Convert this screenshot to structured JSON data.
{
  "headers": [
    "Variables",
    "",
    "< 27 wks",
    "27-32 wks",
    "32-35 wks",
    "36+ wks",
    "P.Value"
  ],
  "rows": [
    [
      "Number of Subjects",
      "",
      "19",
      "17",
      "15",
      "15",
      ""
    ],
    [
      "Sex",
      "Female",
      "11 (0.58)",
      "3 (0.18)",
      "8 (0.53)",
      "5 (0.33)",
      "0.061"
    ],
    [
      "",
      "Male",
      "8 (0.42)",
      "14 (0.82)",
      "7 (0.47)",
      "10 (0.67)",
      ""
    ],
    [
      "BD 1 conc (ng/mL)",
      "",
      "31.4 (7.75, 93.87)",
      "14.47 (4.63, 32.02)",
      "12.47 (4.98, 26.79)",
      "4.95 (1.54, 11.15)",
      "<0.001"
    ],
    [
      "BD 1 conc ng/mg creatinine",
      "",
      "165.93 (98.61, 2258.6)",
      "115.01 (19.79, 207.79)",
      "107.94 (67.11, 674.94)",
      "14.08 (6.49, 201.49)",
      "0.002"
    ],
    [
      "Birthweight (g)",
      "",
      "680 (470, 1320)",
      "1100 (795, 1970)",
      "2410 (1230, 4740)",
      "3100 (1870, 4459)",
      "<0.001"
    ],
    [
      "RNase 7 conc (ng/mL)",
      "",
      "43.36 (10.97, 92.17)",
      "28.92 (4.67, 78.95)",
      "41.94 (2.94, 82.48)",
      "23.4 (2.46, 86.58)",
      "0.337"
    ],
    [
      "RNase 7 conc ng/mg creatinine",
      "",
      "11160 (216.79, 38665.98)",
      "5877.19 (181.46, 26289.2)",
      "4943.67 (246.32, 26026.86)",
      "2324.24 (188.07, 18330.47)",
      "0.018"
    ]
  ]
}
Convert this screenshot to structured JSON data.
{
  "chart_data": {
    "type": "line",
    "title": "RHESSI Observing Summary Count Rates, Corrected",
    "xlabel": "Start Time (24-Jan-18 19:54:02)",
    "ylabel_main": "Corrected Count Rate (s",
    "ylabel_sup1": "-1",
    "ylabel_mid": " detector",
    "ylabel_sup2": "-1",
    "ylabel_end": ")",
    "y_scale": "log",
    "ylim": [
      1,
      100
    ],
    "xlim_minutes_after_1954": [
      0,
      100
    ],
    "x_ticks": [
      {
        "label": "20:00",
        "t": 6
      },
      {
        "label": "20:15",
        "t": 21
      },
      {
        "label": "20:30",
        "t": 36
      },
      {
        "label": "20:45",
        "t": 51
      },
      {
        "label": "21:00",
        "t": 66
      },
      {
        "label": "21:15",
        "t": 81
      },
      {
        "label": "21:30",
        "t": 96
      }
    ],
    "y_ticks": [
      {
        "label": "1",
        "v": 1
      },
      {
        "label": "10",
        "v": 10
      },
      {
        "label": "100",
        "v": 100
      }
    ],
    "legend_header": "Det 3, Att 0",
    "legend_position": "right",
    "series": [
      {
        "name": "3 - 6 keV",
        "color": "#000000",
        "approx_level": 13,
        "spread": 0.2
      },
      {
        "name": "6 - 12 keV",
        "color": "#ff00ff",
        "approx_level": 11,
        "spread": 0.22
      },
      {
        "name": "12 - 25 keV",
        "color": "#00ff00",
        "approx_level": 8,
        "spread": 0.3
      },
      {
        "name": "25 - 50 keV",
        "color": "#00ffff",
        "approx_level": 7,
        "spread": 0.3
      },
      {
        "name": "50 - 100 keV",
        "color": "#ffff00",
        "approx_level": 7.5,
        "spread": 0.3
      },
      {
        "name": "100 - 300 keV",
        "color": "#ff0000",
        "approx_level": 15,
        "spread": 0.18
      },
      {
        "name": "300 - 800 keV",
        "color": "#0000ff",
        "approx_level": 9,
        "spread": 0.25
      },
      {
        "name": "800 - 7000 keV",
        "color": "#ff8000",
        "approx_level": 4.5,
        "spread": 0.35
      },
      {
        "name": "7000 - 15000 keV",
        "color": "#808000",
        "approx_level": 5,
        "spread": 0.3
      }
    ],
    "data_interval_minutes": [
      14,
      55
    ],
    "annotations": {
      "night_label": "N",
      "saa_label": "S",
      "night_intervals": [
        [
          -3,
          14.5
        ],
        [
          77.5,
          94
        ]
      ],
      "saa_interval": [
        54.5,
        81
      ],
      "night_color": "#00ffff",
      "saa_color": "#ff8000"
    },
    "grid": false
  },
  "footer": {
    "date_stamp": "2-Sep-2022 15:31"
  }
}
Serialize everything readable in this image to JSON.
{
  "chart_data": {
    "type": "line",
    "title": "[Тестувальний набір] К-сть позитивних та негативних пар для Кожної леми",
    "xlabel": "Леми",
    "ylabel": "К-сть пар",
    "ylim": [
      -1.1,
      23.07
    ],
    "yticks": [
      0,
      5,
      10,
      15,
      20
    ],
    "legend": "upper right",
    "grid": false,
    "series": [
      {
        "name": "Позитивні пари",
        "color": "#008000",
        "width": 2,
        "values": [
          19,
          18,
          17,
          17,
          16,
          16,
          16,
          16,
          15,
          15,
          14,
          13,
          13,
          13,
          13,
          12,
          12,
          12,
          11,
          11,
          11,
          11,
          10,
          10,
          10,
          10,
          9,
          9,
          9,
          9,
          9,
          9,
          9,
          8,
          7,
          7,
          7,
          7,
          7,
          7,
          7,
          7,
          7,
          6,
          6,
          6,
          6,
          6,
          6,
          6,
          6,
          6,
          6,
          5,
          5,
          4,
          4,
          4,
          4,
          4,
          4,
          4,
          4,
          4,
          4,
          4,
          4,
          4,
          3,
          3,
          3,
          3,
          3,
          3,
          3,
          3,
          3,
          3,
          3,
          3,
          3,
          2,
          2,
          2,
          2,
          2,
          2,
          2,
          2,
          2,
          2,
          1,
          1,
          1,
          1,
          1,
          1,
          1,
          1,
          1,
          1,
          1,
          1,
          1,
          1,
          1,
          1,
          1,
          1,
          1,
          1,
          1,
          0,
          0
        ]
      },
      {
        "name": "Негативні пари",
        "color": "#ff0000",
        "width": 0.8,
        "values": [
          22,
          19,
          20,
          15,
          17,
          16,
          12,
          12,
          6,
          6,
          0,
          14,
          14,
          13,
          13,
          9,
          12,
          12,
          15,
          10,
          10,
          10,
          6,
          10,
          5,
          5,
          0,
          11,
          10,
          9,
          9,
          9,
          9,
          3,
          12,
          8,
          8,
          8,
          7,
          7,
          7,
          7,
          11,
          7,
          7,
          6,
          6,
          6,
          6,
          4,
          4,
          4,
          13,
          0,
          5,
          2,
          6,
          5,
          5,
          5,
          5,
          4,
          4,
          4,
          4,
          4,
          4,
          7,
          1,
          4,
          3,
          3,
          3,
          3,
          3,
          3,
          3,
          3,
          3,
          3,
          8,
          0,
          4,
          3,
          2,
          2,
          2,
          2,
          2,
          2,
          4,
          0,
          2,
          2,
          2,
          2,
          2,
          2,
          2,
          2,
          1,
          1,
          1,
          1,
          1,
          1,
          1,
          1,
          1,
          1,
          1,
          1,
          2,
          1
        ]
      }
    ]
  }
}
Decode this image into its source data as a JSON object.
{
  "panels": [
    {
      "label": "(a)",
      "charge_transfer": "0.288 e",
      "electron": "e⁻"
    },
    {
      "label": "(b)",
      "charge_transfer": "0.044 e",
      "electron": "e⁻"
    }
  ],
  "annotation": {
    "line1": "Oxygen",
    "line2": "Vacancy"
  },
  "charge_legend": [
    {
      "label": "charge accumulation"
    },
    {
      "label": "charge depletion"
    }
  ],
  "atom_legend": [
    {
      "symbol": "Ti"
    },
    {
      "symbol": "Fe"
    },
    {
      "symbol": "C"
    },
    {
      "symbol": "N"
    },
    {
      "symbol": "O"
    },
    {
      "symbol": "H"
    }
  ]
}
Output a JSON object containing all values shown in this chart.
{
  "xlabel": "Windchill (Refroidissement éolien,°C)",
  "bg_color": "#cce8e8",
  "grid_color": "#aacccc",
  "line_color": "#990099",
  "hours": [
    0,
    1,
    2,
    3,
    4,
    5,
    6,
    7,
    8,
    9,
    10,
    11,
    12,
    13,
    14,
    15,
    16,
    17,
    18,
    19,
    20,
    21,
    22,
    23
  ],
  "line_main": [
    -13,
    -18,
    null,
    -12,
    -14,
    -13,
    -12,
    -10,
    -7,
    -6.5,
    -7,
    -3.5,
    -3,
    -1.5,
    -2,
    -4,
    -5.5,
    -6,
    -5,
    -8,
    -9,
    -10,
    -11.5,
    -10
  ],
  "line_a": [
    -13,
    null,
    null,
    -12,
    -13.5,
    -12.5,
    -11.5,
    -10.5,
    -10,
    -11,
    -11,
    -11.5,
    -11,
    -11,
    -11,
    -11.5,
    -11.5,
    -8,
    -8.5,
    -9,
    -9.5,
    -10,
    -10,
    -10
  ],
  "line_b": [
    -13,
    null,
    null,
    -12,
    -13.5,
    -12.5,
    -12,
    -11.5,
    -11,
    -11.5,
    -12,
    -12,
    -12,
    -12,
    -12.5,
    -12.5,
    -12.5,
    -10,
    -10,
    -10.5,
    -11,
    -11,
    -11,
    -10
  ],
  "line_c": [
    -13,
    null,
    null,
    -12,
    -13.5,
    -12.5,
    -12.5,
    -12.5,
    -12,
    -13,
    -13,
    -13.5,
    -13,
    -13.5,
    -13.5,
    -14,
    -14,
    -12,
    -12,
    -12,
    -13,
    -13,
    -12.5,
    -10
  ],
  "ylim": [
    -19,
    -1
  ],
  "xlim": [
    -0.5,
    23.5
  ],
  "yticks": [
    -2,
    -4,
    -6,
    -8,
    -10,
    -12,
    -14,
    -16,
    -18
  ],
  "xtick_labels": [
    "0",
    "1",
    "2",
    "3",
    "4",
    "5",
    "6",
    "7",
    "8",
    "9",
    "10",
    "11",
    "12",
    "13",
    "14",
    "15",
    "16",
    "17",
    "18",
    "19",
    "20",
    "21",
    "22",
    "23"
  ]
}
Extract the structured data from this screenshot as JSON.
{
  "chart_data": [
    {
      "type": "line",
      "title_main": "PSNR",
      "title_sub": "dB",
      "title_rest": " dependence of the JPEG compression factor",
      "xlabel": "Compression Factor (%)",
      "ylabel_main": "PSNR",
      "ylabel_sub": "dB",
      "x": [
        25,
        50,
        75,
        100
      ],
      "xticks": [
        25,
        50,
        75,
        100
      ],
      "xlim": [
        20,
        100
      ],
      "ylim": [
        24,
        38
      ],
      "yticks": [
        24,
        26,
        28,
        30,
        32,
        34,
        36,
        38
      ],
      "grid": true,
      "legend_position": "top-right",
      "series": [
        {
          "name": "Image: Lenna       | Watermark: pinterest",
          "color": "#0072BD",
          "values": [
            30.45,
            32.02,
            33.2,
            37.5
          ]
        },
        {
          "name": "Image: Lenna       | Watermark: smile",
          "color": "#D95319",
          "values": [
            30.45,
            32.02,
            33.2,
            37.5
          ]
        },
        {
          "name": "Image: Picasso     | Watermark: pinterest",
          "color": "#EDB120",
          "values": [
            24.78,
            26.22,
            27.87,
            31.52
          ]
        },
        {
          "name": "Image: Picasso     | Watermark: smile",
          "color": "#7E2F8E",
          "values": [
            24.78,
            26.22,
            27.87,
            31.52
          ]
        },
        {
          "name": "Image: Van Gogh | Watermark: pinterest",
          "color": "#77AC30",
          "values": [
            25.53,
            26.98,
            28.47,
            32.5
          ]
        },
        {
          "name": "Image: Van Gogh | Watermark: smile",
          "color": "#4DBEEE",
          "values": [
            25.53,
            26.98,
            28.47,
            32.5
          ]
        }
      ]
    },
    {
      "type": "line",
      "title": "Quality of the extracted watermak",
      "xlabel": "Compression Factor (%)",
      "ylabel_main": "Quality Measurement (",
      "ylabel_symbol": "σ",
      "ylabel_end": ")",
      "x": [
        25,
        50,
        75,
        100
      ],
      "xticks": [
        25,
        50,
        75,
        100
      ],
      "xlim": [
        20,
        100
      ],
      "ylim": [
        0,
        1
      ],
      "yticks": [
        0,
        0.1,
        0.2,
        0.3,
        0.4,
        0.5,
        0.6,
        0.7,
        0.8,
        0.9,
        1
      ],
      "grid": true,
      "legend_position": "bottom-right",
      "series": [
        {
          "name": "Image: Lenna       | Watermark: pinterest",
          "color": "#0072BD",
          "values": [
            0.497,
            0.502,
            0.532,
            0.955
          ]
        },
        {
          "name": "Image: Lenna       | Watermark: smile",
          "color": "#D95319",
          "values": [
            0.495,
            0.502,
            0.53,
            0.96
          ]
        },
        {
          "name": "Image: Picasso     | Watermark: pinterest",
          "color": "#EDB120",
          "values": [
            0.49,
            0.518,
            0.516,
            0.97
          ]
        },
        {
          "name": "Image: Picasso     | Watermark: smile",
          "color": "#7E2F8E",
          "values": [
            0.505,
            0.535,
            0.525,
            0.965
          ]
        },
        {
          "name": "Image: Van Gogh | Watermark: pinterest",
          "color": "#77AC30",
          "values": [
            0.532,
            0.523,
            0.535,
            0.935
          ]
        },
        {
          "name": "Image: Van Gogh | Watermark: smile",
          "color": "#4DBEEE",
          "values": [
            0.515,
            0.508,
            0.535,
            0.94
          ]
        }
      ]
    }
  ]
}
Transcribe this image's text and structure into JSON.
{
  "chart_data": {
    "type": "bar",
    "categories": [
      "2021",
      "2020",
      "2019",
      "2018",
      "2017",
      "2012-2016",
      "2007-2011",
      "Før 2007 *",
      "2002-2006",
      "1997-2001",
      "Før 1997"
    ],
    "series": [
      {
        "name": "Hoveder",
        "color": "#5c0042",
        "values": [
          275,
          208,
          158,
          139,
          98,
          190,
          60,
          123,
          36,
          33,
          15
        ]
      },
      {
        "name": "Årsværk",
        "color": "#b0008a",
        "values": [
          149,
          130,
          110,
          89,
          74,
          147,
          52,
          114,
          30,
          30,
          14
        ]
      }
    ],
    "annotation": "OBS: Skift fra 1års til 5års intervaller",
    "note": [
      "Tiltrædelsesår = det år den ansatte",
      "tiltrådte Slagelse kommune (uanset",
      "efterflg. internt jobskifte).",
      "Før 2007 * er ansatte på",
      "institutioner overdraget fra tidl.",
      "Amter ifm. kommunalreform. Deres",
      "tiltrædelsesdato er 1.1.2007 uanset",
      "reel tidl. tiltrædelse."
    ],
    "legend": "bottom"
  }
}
§ §
▶ What is asked
Find the line with "Transcribe this image's" in the listing above, then write out that line and each remaining line exactly, with no other text.

▶ Expected answer
Transcribe this image's text and structure into JSON.
{
  "chart_data": {
    "type": "bar",
    "categories": [
      "2021",
      "2020",
      "2019",
      "2018",
      "2017",
      "2012-2016",
      "2007-2011",
      "Før 2007 *",
      "2002-2006",
      "1997-2001",
      "Før 1997"
    ],
    "series": [
      {
        "name": "Hoveder",
        "color": "#5c0042",
        "values": [
          275,
          208,
          158,
          139,
          98,
          190,
          60,
          123,
          36,
          33,
          15
        ]
      },
      {
        "name": "Årsværk",
        "color": "#b0008a",
        "values": [
          149,
          130,
          110,
          89,
          74,
          147,
          52,
          114,
          30,
          30,
          14
        ]
      }
    ],
    "annotation": "OBS: Skift fra 1års til 5års intervaller",
    "note": [
      "Tiltrædelsesår = det år den ansatte",
      "tiltrådte Slagelse kommune (uanset",
      "efterflg. internt jobskifte).",
      "Før 2007 * er ansatte på",
      "institutioner overdraget fra tidl.",
      "Amter ifm. kommunalreform. Deres",
      "tiltrædelsesdato er 1.1.2007 uanset",
      "reel tidl. tiltrædelse."
    ],
    "legend": "bottom"
  }
}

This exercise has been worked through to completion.